Records contained in a dataset:

************

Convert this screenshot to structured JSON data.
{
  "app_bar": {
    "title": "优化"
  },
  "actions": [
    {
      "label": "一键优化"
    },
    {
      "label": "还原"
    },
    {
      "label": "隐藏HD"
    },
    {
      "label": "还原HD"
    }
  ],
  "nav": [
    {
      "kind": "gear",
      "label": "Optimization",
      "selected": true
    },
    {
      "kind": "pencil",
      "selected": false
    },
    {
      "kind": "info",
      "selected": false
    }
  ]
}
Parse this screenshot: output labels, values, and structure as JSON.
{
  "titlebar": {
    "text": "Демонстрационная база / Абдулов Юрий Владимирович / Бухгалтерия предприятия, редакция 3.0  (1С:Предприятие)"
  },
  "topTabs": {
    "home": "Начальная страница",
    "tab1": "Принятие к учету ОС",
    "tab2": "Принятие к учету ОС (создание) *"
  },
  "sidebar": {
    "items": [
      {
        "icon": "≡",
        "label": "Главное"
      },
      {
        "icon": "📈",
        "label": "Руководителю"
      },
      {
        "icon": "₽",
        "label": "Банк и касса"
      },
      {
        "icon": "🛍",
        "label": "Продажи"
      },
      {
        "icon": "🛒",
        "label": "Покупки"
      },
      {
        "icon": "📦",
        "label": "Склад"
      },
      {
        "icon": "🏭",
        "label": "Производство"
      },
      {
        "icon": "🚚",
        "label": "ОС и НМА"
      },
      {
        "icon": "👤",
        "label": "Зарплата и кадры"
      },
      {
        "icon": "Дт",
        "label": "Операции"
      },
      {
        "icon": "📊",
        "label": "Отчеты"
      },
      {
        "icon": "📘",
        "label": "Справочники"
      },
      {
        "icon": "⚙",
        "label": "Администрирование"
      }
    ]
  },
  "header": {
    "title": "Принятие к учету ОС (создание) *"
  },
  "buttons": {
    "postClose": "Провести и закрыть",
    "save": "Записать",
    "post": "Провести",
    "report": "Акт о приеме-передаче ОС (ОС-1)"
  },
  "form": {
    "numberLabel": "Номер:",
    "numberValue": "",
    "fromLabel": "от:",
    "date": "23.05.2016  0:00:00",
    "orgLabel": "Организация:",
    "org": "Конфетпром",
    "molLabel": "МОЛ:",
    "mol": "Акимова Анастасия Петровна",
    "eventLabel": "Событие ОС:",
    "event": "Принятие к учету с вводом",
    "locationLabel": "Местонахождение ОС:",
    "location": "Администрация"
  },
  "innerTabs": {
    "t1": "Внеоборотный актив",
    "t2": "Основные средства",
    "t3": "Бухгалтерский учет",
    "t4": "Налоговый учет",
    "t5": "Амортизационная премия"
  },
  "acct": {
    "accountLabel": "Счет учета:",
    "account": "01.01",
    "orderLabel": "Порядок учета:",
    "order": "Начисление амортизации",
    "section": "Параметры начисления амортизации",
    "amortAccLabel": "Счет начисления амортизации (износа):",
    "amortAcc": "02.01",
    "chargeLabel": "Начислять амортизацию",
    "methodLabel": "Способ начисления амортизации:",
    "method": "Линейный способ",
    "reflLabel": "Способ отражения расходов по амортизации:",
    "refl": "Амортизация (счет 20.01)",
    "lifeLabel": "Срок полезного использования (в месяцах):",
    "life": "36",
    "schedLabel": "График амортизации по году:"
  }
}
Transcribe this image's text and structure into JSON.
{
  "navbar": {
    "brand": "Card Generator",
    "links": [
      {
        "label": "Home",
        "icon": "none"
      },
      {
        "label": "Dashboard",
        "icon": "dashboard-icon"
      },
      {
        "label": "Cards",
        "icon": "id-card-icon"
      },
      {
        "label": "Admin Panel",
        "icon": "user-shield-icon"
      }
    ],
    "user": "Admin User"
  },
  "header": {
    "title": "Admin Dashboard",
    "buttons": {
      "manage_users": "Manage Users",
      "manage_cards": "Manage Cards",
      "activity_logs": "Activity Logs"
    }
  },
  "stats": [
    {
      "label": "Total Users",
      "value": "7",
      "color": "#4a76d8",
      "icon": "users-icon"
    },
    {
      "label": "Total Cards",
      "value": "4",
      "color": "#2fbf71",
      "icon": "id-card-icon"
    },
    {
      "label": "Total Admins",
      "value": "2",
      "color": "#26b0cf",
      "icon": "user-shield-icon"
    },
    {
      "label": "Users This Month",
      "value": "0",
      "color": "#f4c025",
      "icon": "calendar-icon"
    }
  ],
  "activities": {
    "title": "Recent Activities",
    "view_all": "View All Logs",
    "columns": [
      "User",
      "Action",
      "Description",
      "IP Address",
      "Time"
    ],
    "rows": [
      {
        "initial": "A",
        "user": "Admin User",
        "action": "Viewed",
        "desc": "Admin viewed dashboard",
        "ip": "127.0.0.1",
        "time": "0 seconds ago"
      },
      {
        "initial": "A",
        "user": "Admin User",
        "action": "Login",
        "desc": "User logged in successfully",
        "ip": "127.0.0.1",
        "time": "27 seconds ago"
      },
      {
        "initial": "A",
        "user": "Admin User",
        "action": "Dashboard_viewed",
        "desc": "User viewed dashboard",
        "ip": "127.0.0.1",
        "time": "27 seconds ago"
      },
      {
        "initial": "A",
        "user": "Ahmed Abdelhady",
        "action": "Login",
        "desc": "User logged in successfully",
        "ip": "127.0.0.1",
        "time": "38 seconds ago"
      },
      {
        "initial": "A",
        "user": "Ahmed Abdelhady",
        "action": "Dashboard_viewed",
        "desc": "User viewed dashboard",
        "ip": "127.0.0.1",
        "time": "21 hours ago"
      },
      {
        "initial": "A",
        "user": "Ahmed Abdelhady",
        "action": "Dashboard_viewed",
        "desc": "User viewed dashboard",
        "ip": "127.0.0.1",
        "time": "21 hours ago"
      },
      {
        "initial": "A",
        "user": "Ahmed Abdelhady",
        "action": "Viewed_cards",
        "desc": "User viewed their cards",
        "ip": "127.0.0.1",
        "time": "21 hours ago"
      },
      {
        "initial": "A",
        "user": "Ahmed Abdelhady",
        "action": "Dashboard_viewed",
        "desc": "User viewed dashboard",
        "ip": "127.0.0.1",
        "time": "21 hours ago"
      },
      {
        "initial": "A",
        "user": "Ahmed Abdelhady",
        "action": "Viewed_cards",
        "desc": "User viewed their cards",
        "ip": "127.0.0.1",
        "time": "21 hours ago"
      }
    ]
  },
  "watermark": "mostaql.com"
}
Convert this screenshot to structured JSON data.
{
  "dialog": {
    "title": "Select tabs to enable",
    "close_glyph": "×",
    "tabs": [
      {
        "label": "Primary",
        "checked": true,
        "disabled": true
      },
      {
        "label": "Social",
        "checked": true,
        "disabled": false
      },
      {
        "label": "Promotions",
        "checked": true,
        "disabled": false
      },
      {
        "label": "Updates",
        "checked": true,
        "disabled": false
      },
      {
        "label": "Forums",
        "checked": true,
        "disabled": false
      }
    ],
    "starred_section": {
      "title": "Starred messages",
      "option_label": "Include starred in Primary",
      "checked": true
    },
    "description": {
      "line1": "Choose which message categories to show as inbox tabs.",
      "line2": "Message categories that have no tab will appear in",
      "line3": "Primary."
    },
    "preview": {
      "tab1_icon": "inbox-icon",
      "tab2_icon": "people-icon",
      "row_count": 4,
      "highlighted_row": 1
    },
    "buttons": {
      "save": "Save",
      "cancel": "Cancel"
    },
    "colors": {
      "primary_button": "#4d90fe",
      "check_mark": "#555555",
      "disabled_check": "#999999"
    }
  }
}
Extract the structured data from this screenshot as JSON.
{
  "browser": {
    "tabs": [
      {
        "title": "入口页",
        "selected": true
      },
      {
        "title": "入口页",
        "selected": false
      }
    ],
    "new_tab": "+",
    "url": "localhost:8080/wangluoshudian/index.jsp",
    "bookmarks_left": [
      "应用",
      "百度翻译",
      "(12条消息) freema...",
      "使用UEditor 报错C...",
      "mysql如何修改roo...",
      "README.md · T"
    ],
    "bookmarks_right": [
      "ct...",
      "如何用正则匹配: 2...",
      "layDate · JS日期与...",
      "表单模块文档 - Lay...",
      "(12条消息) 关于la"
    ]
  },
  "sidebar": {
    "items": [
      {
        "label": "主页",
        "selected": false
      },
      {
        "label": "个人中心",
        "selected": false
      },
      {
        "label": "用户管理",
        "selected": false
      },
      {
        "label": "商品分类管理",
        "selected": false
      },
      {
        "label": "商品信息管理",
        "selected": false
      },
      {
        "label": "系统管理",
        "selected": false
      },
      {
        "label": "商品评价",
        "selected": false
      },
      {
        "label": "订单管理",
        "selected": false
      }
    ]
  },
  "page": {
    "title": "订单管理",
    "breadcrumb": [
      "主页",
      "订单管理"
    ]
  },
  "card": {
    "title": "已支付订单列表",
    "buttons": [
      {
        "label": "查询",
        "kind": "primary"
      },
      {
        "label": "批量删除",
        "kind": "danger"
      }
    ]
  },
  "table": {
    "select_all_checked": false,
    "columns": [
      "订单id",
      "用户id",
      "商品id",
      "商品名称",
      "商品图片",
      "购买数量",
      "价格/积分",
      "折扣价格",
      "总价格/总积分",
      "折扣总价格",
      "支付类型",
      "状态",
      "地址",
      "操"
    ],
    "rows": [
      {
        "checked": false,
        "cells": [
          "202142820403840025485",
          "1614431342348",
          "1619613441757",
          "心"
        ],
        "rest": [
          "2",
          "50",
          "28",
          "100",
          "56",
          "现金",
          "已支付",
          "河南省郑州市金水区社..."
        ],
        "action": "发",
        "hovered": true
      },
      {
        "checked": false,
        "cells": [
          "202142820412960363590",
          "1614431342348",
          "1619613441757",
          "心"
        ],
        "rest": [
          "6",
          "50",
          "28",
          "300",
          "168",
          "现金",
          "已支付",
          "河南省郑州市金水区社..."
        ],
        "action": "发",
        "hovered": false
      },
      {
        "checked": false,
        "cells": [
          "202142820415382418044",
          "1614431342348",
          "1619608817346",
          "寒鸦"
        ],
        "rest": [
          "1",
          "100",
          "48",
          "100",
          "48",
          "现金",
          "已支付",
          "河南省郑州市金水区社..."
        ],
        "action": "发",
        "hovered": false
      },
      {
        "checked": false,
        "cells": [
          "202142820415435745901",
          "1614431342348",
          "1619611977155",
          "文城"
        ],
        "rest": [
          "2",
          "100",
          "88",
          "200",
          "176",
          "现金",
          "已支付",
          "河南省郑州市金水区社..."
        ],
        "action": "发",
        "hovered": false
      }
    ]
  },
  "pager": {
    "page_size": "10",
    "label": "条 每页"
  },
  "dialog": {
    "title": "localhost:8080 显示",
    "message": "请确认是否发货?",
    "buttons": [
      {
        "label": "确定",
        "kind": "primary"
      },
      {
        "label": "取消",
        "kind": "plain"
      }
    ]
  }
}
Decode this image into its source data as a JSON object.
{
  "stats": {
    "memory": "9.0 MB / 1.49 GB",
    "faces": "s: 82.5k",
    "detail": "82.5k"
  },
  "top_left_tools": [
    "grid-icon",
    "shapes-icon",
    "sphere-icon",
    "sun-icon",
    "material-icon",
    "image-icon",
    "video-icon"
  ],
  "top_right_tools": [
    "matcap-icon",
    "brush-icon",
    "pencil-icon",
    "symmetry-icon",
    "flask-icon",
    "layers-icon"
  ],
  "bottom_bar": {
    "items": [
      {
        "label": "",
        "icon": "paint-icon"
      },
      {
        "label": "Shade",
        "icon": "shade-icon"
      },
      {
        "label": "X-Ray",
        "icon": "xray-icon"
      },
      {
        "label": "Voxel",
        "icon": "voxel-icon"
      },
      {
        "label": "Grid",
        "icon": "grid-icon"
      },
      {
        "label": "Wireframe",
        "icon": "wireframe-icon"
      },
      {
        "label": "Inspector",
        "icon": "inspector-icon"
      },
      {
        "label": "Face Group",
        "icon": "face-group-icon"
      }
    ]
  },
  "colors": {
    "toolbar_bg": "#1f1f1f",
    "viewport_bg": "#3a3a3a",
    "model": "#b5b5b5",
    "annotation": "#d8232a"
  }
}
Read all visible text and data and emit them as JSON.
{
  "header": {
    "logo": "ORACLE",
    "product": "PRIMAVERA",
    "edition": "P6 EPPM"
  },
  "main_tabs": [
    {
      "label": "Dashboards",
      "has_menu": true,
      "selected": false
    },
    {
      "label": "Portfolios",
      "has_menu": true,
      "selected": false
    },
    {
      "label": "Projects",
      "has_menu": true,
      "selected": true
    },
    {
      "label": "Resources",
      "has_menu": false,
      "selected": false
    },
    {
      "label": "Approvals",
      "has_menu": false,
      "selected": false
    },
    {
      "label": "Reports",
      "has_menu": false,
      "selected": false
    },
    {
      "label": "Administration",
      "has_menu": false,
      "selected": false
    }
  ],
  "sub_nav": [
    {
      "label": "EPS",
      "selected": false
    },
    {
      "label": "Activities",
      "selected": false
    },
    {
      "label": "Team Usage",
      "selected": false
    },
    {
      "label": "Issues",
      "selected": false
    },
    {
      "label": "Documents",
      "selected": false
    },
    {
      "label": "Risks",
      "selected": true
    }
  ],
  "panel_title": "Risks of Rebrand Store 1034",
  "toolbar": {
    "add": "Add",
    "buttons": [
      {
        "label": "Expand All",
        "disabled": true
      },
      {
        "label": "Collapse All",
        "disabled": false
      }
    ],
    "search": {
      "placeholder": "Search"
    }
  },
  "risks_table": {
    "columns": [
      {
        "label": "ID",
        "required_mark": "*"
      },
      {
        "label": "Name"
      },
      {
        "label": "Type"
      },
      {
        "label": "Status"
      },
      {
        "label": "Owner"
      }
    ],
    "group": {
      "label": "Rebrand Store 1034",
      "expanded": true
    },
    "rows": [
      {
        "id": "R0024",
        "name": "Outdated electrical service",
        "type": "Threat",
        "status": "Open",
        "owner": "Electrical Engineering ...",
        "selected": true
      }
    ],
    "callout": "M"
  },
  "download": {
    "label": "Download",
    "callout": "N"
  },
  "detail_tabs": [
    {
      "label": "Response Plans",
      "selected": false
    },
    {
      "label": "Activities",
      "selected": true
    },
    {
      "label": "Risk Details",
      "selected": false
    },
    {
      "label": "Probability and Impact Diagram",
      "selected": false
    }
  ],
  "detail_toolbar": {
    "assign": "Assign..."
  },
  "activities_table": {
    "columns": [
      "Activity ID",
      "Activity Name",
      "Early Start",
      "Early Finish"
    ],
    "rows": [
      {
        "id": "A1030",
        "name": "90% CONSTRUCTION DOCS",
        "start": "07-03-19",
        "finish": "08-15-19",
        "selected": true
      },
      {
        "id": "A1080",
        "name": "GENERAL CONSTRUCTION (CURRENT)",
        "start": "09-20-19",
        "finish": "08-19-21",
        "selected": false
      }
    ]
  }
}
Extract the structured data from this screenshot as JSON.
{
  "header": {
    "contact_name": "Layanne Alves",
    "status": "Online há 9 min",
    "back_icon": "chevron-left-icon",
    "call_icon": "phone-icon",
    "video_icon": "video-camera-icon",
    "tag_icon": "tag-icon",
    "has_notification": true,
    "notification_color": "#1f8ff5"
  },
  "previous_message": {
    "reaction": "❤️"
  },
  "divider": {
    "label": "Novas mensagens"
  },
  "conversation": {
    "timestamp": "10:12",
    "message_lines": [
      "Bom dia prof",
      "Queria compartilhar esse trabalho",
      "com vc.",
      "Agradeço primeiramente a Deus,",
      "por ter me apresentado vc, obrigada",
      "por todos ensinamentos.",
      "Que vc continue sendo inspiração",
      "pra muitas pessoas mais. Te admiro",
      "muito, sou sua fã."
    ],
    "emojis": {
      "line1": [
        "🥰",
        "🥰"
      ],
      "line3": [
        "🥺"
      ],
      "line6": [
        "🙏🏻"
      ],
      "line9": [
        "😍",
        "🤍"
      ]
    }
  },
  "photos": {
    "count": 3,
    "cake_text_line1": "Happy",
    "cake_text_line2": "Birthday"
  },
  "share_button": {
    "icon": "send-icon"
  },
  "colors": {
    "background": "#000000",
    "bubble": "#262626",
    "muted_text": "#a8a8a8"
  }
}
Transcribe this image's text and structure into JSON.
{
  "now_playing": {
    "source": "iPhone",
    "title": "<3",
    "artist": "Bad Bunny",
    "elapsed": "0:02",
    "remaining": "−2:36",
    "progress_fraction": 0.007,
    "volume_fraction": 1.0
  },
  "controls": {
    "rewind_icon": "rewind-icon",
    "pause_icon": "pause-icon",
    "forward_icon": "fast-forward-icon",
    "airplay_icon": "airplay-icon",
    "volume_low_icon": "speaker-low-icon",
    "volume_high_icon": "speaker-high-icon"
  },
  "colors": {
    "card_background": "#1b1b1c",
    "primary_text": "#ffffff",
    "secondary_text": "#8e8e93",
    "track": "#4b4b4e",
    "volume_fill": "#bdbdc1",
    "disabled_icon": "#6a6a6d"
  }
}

************

## Do this
Scan the records above for the string "categories", then select every line that holds it.

## Result for this task
      "line1": "Choose which message categories to show as inbox tabs.",
      "line2": "Message categories that have no tab will appear in",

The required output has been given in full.